• **AIM OF THE TASK**
Output the full listing word for word.

• **RECORD EXCERPTS**
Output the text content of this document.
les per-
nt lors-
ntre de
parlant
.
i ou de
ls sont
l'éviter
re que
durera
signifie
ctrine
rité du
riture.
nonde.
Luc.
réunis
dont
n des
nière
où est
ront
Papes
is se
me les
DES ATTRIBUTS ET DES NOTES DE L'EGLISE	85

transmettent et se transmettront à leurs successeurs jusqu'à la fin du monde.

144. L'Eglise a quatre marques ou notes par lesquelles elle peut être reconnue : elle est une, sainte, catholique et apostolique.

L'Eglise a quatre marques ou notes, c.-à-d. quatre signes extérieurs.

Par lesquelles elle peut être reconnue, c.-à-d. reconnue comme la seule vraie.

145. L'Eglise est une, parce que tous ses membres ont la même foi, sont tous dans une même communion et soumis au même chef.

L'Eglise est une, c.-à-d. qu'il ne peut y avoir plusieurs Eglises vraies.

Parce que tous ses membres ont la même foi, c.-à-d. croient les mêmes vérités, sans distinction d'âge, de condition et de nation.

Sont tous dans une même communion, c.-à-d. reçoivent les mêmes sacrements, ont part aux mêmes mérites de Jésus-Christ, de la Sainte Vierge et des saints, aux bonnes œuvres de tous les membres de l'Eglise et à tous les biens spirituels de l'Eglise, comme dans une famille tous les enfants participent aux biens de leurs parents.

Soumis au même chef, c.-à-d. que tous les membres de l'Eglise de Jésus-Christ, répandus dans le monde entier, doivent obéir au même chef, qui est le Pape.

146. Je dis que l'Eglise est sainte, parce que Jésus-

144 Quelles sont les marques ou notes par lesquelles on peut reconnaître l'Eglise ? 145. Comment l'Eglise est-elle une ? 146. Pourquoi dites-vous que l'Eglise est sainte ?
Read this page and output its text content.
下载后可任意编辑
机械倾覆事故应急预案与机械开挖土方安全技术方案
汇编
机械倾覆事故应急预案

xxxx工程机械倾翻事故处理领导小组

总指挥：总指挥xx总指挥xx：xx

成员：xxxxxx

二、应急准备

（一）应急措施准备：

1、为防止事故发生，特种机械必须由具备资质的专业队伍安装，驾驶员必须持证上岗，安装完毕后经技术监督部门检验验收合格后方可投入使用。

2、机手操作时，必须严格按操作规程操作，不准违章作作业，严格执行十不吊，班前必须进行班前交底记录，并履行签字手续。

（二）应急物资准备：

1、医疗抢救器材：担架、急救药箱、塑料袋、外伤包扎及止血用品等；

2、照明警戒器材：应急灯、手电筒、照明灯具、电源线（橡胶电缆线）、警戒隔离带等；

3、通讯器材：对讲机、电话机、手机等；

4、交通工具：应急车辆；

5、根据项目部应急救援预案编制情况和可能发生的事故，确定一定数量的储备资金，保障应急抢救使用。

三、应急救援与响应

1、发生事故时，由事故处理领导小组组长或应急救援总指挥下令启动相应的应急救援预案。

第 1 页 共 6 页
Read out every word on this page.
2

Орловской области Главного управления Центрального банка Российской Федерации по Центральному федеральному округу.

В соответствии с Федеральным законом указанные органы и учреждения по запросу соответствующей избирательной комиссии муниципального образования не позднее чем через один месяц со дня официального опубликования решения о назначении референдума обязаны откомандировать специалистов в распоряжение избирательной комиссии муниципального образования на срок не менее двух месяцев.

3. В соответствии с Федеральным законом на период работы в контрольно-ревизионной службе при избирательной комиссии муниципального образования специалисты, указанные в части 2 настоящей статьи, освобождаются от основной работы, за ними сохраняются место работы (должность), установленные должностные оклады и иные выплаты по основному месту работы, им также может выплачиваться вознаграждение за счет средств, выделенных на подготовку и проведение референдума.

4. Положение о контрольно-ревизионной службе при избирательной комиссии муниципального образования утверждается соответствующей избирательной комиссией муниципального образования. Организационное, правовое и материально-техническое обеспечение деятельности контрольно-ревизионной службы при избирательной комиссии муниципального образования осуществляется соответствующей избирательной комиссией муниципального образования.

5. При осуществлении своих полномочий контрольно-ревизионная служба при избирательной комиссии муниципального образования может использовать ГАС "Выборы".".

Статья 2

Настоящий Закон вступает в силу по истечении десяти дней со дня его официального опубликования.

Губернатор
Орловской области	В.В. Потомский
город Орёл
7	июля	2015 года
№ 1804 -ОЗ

• **RESULT**
Output the text content of this document.
les per-
nt lors-
ntre de
parlant
.
i ou de
ls sont
l'éviter
re que
durera
signifie
ctrine
rité du
riture.
nonde.
Luc.
réunis
dont
n des
nière
où est
ront
Papes
is se
me les
DES ATTRIBUTS ET DES NOTES DE L'EGLISE	85

transmettent et se transmettront à leurs successeurs jusqu'à la fin du monde.

144. L'Eglise a quatre marques ou notes par lesquelles elle peut être reconnue : elle est une, sainte, catholique et apostolique.

L'Eglise a quatre marques ou notes, c.-à-d. quatre signes extérieurs.

Par lesquelles elle peut être reconnue, c.-à-d. reconnue comme la seule vraie.

145. L'Eglise est une, parce que tous ses membres ont la même foi, sont tous dans une même communion et soumis au même chef.

L'Eglise est une, c.-à-d. qu'il ne peut y avoir plusieurs Eglises vraies.

Parce que tous ses membres ont la même foi, c.-à-d. croient les mêmes vérités, sans distinction d'âge, de condition et de nation.

Sont tous dans une même communion, c.-à-d. reçoivent les mêmes sacrements, ont part aux mêmes mérites de Jésus-Christ, de la Sainte Vierge et des saints, aux bonnes œuvres de tous les membres de l'Eglise et à tous les biens spirituels de l'Eglise, comme dans une famille tous les enfants participent aux biens de leurs parents.

Soumis au même chef, c.-à-d. que tous les membres de l'Eglise de Jésus-Christ, répandus dans le monde entier, doivent obéir au même chef, qui est le Pape.

146. Je dis que l'Eglise est sainte, parce que Jésus-

144 Quelles sont les marques ou notes par lesquelles on peut reconnaître l'Eglise ? 145. Comment l'Eglise est-elle une ? 146. Pourquoi dites-vous que l'Eglise est sainte ?
Read this page and output its text content.
下载后可任意编辑
机械倾覆事故应急预案与机械开挖土方安全技术方案
汇编
机械倾覆事故应急预案

xxxx工程机械倾翻事故处理领导小组

总指挥：总指挥xx总指挥xx：xx

成员：xxxxxx

二、应急准备

（一）应急措施准备：

1、为防止事故发生，特种机械必须由具备资质的专业队伍安装，驾驶员必须持证上岗，安装完毕后经技术监督部门检验验收合格后方可投入使用。

2、机手操作时，必须严格按操作规程操作，不准违章作作业，严格执行十不吊，班前必须进行班前交底记录，并履行签字手续。

（二）应急物资准备：

1、医疗抢救器材：担架、急救药箱、塑料袋、外伤包扎及止血用品等；

2、照明警戒器材：应急灯、手电筒、照明灯具、电源线（橡胶电缆线）、警戒隔离带等；

3、通讯器材：对讲机、电话机、手机等；

4、交通工具：应急车辆；

5、根据项目部应急救援预案编制情况和可能发生的事故，确定一定数量的储备资金，保障应急抢救使用。

三、应急救援与响应

1、发生事故时，由事故处理领导小组组长或应急救援总指挥下令启动相应的应急救援预案。

第 1 页 共 6 页
Read out every word on this page.
2

Орловской области Главного управления Центрального банка Российской Федерации по Центральному федеральному округу.

В соответствии с Федеральным законом указанные органы и учреждения по запросу соответствующей избирательной комиссии муниципального образования не позднее чем через один месяц со дня официального опубликования решения о назначении референдума обязаны откомандировать специалистов в распоряжение избирательной комиссии муниципального образования на срок не менее двух месяцев.

3. В соответствии с Федеральным законом на период работы в контрольно-ревизионной службе при избирательной комиссии муниципального образования специалисты, указанные в части 2 настоящей статьи, освобождаются от основной работы, за ними сохраняются место работы (должность), установленные должностные оклады и иные выплаты по основному месту работы, им также может выплачиваться вознаграждение за счет средств, выделенных на подготовку и проведение референдума.

4. Положение о контрольно-ревизионной службе при избирательной комиссии муниципального образования утверждается соответствующей избирательной комиссией муниципального образования. Организационное, правовое и материально-техническое обеспечение деятельности контрольно-ревизионной службы при избирательной комиссии муниципального образования осуществляется соответствующей избирательной комиссией муниципального образования.

5. При осуществлении своих полномочий контрольно-ревизионная служба при избирательной комиссии муниципального образования может использовать ГАС "Выборы".".

Статья 2

Настоящий Закон вступает в силу по истечении десяти дней со дня его официального опубликования.

Губернатор
Орловской области	В.В. Потомский
город Орёл
7	июля	2015 года
№ 1804 -ОЗ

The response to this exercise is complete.